▶ **Objective**
Quote the records below in full, exactly as given, with the images taken out.

Collected data
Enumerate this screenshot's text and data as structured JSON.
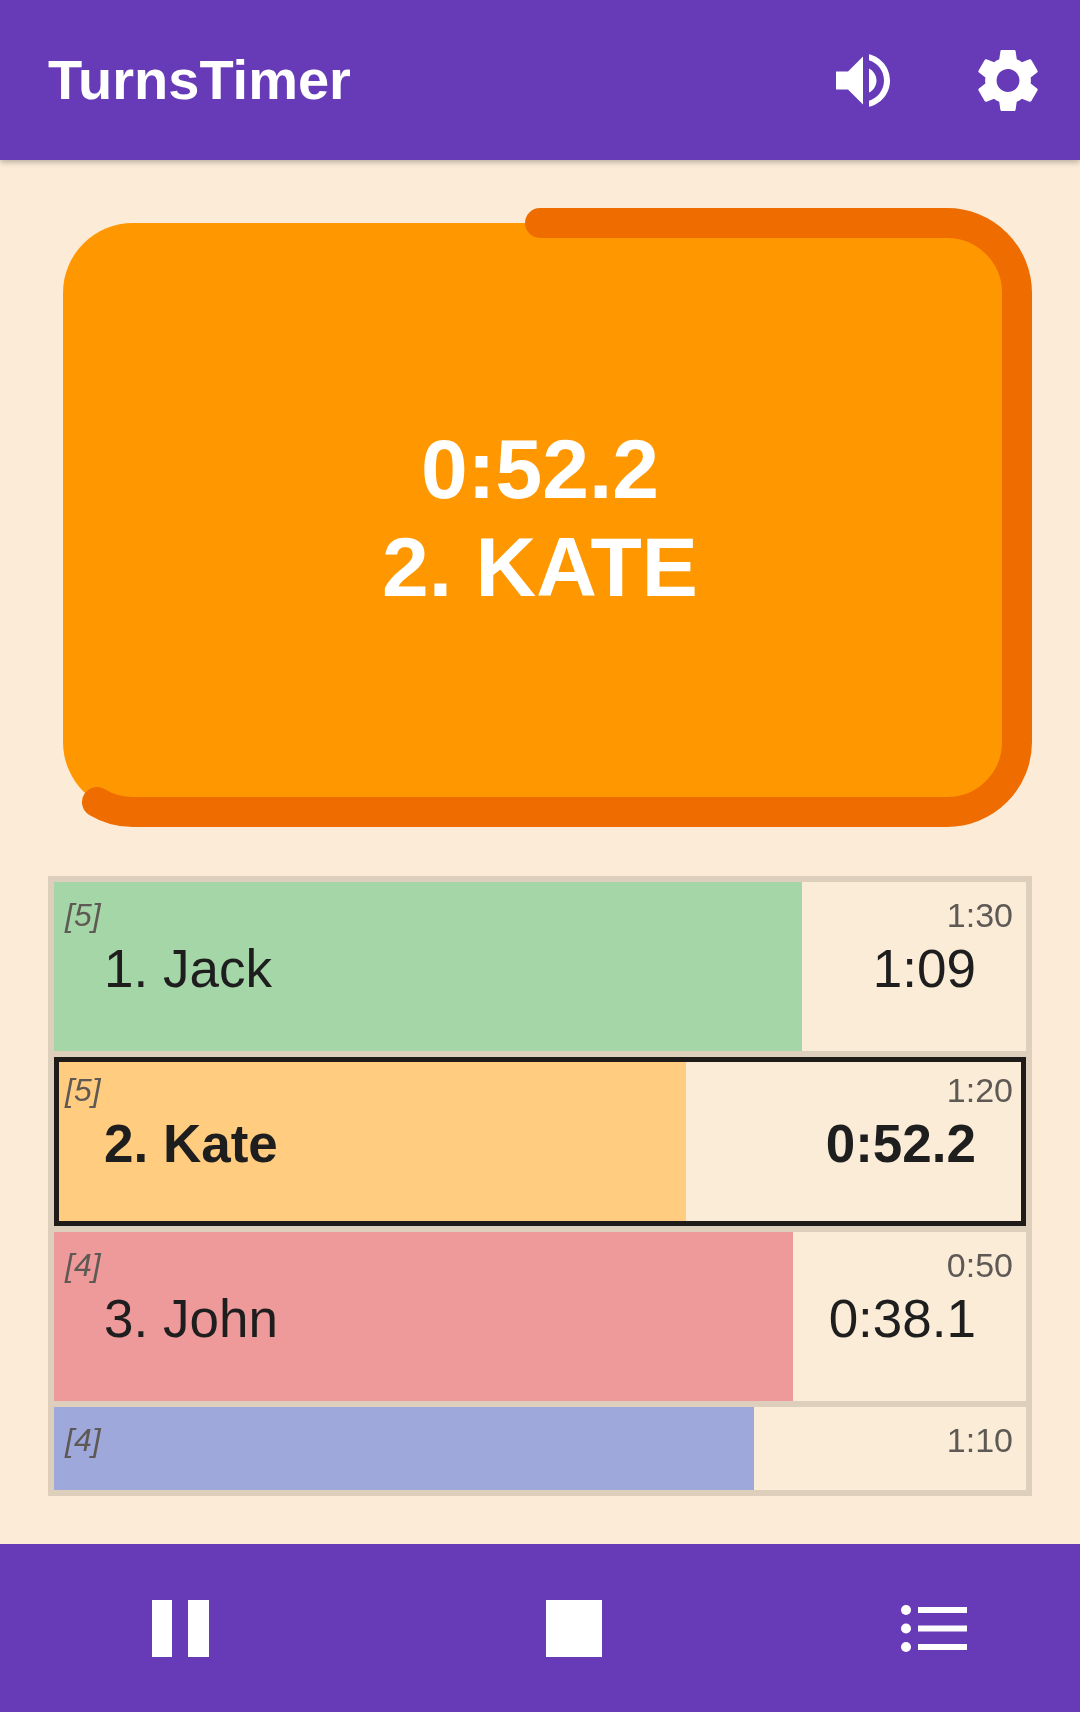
{
  "app_bar": {
    "title": "TurnsTimer"
  },
  "timer": {
    "time": "0:52.2",
    "player": "2. KATE"
  },
  "players": [
    {
      "tag": "[5]",
      "name": "1. Jack",
      "limit": "1:30",
      "time": "1:09",
      "level": 0.77,
      "color": "#a5d6a7",
      "selected": false
    },
    {
      "tag": "[5]",
      "name": "2. Kate",
      "limit": "1:20",
      "time": "0:52.2",
      "level": 0.65,
      "color": "#ffcc80",
      "selected": true
    },
    {
      "tag": "[4]",
      "name": "3. John",
      "limit": "0:50",
      "time": "0:38.1",
      "level": 0.76,
      "color": "#ef9a9a",
      "selected": false
    },
    {
      "tag": "[4]",
      "limit": "1:10",
      "level": 0.72,
      "color": "#9fa8da",
      "selected": false
    }
  ]
}
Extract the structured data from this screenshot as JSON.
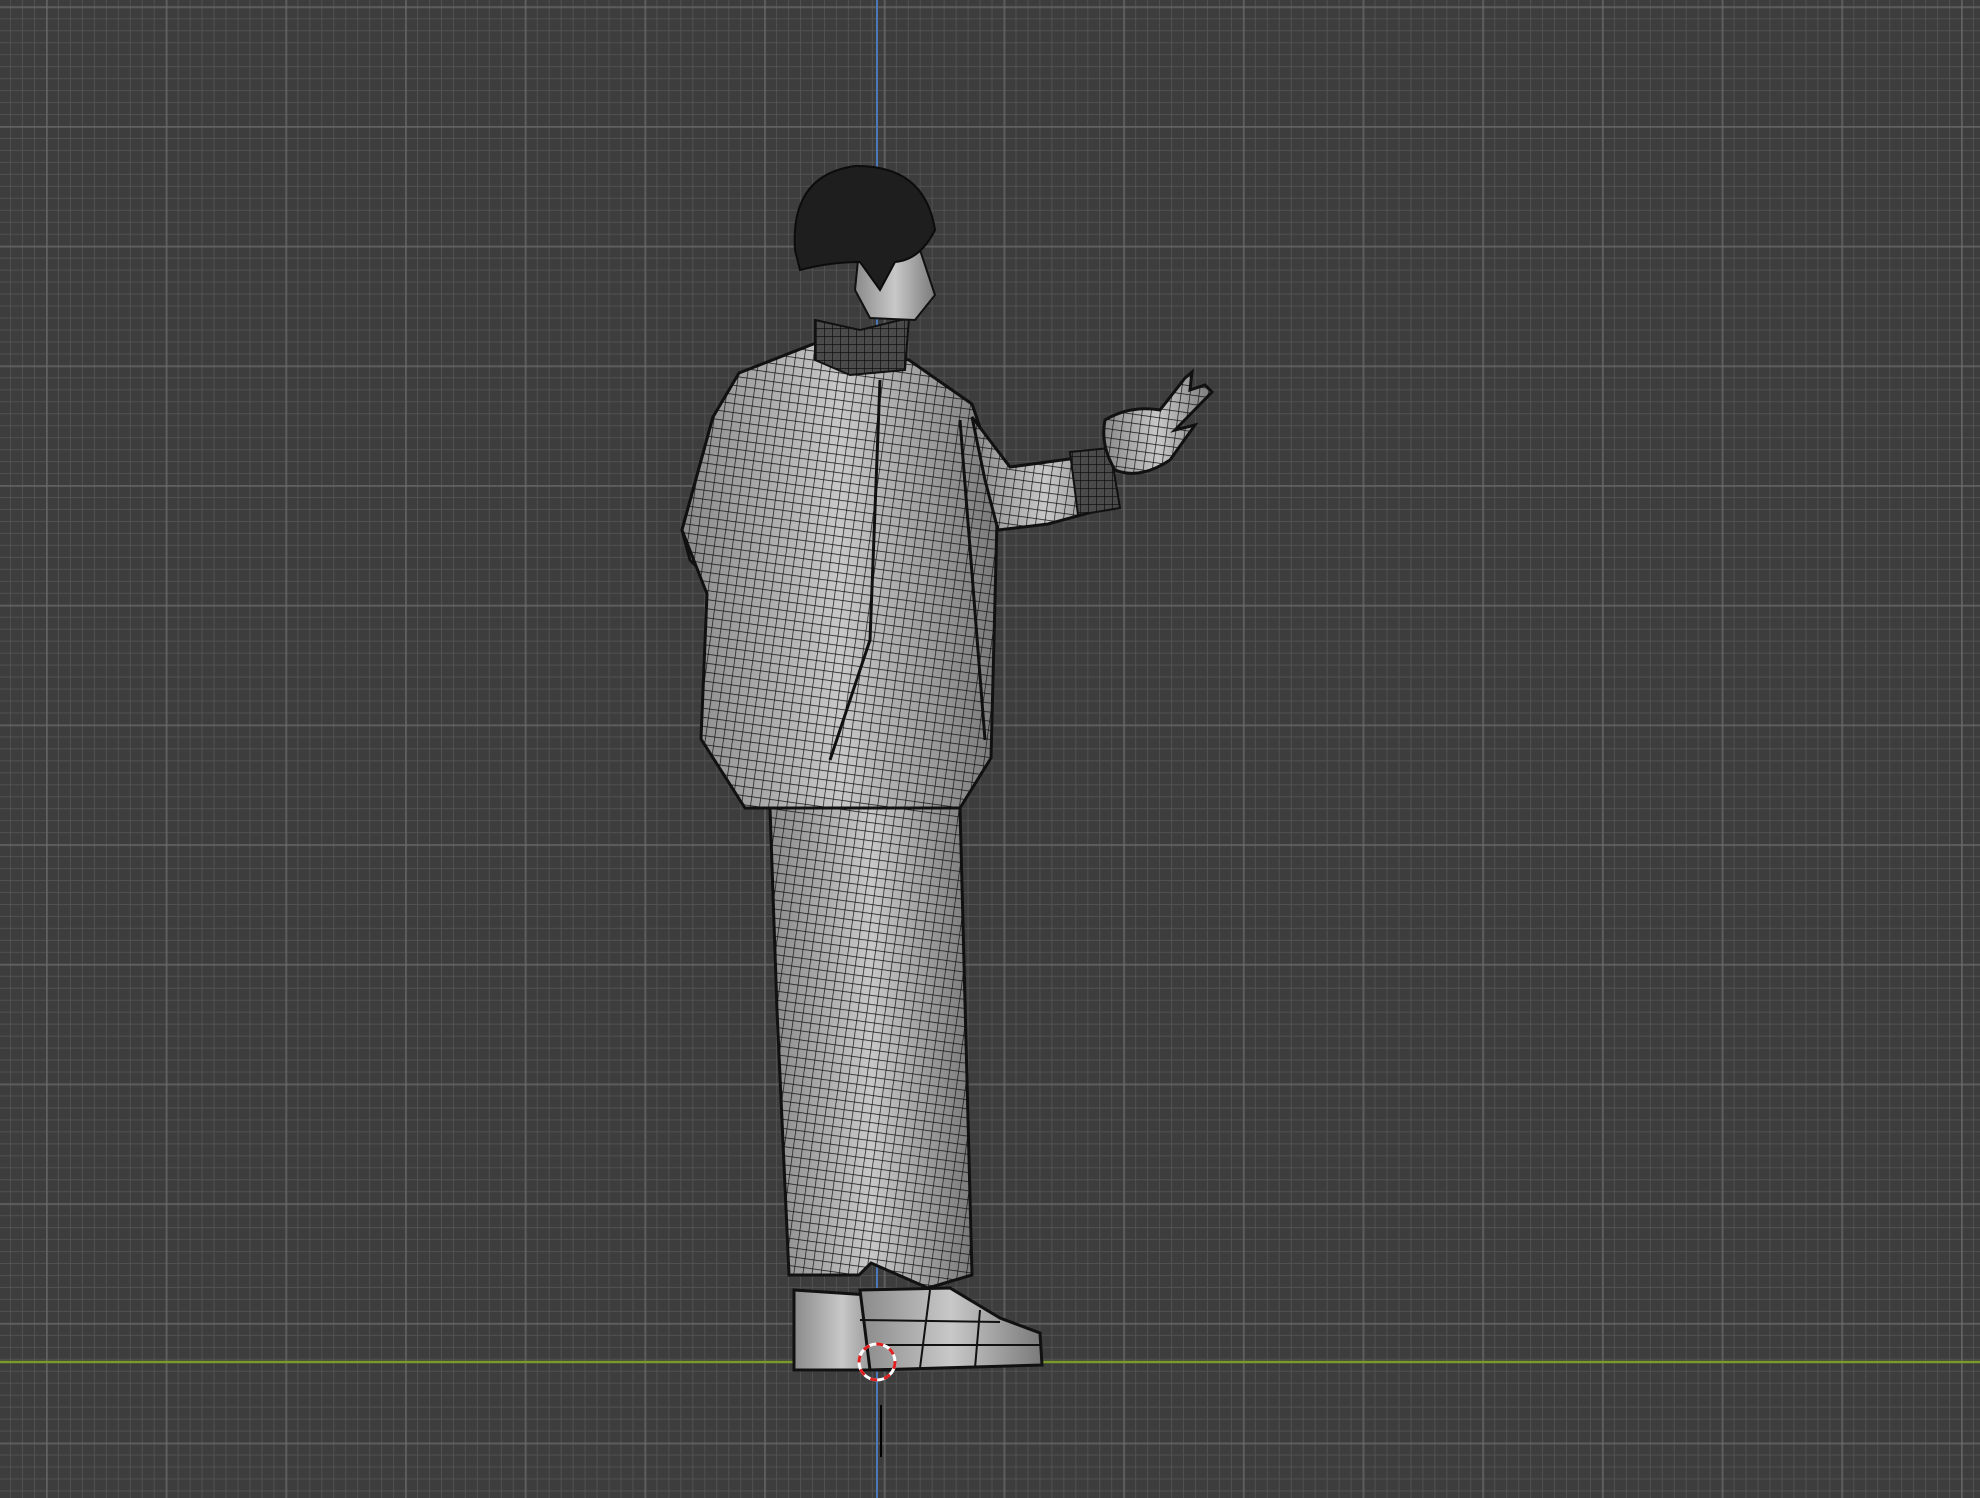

▶ **Full solution**
Enumerate this screenshot's text and data as structured JSON.
{
  "app_bar": {
    "title": "TurnsTimer"
  },
  "timer": {
    "time": "0:52.2",
    "player": "2. KATE"
  },
  "players": [
    {
      "tag": "[5]",
      "name": "1. Jack",
      "limit": "1:30",
      "time": "1:09",
      "level": 0.77,
      "color": "#a5d6a7",
      "selected": false
    },
    {
      "tag": "[5]",
      "name": "2. Kate",
      "limit": "1:20",
      "time": "0:52.2",
      "level": 0.65,
      "color": "#ffcc80",
      "selected": true
    },
    {
      "tag": "[4]",
      "name": "3. John",
      "limit": "0:50",
      "time": "0:38.1",
      "level": 0.76,
      "color": "#ef9a9a",
      "selected": false
    },
    {
      "tag": "[4]",
      "limit": "1:10",
      "level": 0.72,
      "color": "#9fa8da",
      "selected": false
    }
  ]
}
Extract the structured data from this screenshot as JSON.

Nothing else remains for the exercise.